_Work instructions_: Work through the entries below and report how many lines include "model". The number alone is the answer.

# # #

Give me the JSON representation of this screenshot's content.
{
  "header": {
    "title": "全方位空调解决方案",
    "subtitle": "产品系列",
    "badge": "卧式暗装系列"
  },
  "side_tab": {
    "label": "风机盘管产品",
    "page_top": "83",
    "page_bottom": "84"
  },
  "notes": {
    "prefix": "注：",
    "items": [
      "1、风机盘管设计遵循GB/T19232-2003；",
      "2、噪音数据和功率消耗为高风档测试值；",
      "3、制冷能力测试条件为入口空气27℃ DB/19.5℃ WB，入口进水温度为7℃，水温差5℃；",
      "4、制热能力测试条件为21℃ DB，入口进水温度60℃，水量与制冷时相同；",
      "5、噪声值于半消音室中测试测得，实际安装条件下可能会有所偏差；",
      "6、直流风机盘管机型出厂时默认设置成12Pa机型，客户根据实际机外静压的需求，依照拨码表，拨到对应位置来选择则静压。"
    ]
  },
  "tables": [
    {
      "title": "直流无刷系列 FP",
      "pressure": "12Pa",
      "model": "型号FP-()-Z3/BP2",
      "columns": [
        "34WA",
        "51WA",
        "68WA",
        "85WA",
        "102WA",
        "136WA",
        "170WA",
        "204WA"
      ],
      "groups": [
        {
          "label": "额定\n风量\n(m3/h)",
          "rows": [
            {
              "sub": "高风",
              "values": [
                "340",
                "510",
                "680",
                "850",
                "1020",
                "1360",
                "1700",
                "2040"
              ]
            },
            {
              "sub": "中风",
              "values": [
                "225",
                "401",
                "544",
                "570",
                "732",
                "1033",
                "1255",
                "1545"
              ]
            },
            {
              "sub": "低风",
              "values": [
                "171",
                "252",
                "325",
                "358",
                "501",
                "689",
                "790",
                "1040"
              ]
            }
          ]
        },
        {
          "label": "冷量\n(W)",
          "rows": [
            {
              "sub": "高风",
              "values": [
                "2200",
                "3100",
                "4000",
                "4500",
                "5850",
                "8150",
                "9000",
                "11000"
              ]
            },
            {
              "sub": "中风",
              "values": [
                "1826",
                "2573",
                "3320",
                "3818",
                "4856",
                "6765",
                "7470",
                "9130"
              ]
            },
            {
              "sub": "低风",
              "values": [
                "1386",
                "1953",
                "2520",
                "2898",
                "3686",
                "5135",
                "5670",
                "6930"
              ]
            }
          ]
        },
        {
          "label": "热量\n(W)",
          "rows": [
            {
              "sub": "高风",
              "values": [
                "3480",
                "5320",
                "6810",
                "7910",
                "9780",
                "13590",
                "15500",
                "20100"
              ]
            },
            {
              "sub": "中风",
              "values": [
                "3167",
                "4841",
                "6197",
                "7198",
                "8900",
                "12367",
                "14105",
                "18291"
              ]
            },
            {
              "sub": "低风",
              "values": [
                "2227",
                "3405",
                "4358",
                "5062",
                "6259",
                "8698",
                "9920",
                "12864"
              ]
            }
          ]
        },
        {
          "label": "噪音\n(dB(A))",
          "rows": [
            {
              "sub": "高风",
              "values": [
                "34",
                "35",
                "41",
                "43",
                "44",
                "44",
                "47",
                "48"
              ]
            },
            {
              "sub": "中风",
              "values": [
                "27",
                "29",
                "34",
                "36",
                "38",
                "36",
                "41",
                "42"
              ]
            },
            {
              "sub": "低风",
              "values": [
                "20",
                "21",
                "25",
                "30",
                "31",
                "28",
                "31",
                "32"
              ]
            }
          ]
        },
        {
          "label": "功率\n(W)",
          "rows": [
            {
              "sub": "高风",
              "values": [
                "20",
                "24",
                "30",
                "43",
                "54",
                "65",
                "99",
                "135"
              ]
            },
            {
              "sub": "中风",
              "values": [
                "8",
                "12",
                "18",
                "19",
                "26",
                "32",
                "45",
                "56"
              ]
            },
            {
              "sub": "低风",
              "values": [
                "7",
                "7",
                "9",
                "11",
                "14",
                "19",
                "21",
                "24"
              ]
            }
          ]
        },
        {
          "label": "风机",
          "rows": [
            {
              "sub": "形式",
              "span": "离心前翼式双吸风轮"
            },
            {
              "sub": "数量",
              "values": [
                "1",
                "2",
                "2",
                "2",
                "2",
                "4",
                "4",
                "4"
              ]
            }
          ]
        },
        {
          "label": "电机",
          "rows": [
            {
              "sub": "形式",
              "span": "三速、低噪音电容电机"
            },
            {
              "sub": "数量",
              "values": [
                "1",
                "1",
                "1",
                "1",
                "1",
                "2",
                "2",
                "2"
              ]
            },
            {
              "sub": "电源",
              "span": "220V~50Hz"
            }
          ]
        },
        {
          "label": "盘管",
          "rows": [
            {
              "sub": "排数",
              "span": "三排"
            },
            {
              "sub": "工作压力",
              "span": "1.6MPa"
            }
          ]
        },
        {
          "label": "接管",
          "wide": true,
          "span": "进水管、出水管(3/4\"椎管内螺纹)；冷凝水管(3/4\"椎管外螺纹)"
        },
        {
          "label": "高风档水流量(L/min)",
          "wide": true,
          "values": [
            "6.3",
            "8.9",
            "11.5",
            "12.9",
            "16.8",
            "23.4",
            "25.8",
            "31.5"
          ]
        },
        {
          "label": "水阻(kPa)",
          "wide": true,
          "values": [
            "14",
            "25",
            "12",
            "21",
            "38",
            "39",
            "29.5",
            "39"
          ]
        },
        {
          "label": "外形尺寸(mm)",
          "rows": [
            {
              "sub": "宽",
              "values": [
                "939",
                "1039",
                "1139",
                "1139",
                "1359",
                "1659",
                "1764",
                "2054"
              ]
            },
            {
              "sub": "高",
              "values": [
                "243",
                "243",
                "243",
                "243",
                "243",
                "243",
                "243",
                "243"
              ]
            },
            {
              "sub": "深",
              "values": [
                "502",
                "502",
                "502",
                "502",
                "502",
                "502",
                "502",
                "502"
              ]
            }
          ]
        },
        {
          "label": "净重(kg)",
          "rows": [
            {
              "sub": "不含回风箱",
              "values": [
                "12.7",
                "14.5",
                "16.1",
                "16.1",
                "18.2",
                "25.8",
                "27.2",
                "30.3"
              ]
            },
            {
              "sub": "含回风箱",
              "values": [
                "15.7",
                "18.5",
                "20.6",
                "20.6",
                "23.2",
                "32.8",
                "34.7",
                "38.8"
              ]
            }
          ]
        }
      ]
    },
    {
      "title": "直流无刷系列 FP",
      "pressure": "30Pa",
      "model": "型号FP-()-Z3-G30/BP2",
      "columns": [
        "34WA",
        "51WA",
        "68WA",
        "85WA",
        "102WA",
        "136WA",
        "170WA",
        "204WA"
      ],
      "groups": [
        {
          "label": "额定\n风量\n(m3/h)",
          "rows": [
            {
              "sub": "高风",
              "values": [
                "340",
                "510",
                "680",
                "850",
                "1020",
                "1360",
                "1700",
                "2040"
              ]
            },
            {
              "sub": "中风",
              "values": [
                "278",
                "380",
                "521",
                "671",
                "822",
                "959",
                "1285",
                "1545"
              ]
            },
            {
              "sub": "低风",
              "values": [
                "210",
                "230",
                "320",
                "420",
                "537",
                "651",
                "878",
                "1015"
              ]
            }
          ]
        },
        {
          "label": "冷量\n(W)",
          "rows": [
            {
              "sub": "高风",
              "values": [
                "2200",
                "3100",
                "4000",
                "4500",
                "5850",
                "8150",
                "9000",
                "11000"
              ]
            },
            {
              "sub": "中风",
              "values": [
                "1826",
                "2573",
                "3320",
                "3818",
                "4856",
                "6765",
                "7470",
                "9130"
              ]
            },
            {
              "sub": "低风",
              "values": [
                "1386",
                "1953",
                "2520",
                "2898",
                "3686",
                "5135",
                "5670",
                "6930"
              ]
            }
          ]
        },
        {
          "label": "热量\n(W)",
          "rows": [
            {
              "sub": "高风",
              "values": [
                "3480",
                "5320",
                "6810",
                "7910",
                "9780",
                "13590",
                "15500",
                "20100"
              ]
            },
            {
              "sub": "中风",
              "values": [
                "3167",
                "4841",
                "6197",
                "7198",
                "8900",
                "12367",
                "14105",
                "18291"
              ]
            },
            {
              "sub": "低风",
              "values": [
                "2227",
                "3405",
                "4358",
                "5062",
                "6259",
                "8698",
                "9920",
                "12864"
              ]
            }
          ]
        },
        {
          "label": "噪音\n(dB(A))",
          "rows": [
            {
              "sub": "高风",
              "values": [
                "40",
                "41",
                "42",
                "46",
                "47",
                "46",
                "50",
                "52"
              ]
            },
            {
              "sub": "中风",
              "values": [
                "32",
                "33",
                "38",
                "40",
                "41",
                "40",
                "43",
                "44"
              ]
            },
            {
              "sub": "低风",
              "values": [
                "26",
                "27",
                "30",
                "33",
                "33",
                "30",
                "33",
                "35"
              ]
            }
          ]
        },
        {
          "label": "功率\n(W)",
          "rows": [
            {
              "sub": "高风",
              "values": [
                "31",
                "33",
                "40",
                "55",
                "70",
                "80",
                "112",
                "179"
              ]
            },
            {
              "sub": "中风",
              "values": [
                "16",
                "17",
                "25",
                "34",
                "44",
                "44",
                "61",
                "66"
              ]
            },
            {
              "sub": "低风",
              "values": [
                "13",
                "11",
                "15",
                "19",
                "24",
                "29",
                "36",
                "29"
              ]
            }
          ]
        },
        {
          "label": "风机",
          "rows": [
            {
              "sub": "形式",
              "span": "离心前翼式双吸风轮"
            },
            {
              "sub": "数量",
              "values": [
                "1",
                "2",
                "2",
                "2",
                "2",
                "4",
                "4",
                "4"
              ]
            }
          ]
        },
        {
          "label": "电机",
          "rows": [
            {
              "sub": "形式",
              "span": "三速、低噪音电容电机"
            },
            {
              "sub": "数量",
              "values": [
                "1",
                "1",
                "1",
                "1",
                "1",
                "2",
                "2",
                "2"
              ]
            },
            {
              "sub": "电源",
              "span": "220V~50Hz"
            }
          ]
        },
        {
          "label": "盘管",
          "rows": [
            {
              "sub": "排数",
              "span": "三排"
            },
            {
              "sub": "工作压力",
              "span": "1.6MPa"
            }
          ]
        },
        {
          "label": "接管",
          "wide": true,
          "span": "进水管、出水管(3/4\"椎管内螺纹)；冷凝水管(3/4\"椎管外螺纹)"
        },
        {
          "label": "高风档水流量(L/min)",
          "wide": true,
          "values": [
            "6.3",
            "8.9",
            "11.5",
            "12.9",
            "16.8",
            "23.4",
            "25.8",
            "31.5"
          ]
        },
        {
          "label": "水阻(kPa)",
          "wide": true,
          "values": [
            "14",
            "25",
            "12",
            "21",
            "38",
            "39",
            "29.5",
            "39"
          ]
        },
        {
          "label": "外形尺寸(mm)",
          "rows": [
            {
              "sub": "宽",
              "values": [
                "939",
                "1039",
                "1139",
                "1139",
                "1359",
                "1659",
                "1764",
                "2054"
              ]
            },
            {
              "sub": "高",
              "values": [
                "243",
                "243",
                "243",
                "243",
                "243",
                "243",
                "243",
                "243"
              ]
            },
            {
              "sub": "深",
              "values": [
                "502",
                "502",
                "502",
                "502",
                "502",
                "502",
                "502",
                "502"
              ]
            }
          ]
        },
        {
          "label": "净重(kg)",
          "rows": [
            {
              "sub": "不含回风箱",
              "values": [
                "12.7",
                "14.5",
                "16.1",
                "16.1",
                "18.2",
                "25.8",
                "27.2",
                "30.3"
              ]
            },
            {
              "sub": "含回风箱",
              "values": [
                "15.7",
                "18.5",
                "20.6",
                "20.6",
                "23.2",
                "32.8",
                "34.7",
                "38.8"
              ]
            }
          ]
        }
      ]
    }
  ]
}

# # #

_Task output_: 2